[start of Information supplied]

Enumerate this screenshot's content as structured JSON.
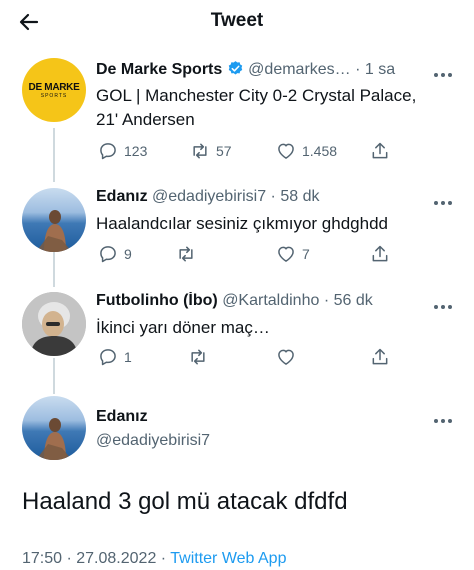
{
  "header": {
    "title": "Tweet"
  },
  "tweets": [
    {
      "name": "De Marke Sports",
      "handle": "@demarkes…",
      "sep": "·",
      "time": "1 sa",
      "text_line1": "GOL | Manchester City 0-2 Crystal Palace,",
      "text_line2": "21' Andersen",
      "replies": "123",
      "retweets": "57",
      "likes": "1.458",
      "avatar_text": "DE MARKE",
      "avatar_sub": "SPORTS"
    },
    {
      "name": "Edanız",
      "handle": "@edadiyebirisi7",
      "sep": "·",
      "time": "58 dk",
      "text": "Haalandcılar sesiniz çıkmıyor ghdghdd",
      "replies": "9",
      "likes": "7"
    },
    {
      "name": "Futbolinho (İbo)",
      "handle": "@Kartaldinho",
      "sep": "·",
      "time": "56 dk",
      "text": "İkinci yarı döner maç…",
      "replies": "1"
    },
    {
      "name": "Edanız",
      "handle": "@edadiyebirisi7"
    }
  ],
  "main": {
    "text": "Haaland 3 gol mü atacak dfdfd",
    "timestamp": "17:50 · 27.08.2022 · ",
    "client": "Twitter Web App"
  },
  "colors": {
    "accent": "#1d9bf0",
    "verified": "#1d9bf0",
    "muted": "#536471",
    "brand_yellow": "#f5c518"
  },
  "icons": [
    "back-arrow-icon",
    "verified-badge-icon",
    "more-icon",
    "reply-icon",
    "retweet-icon",
    "like-icon",
    "share-icon"
  ]
}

[end of Information supplied]

Every record above should be written out again without change, except that the pictures are left out.

• Response to this task
Enumerate this screenshot's content as structured JSON.
{
  "header": {
    "title": "Tweet"
  },
  "tweets": [
    {
      "name": "De Marke Sports",
      "handle": "@demarkes…",
      "sep": "·",
      "time": "1 sa",
      "text_line1": "GOL | Manchester City 0-2 Crystal Palace,",
      "text_line2": "21' Andersen",
      "replies": "123",
      "retweets": "57",
      "likes": "1.458",
      "avatar_text": "DE MARKE",
      "avatar_sub": "SPORTS"
    },
    {
      "name": "Edanız",
      "handle": "@edadiyebirisi7",
      "sep": "·",
      "time": "58 dk",
      "text": "Haalandcılar sesiniz çıkmıyor ghdghdd",
      "replies": "9",
      "likes": "7"
    },
    {
      "name": "Futbolinho (İbo)",
      "handle": "@Kartaldinho",
      "sep": "·",
      "time": "56 dk",
      "text": "İkinci yarı döner maç…",
      "replies": "1"
    },
    {
      "name": "Edanız",
      "handle": "@edadiyebirisi7"
    }
  ],
  "main": {
    "text": "Haaland 3 gol mü atacak dfdfd",
    "timestamp": "17:50 · 27.08.2022 · ",
    "client": "Twitter Web App"
  },
  "colors": {
    "accent": "#1d9bf0",
    "verified": "#1d9bf0",
    "muted": "#536471",
    "brand_yellow": "#f5c518"
  },
  "icons": [
    "back-arrow-icon",
    "verified-badge-icon",
    "more-icon",
    "reply-icon",
    "retweet-icon",
    "like-icon",
    "share-icon"
  ]
}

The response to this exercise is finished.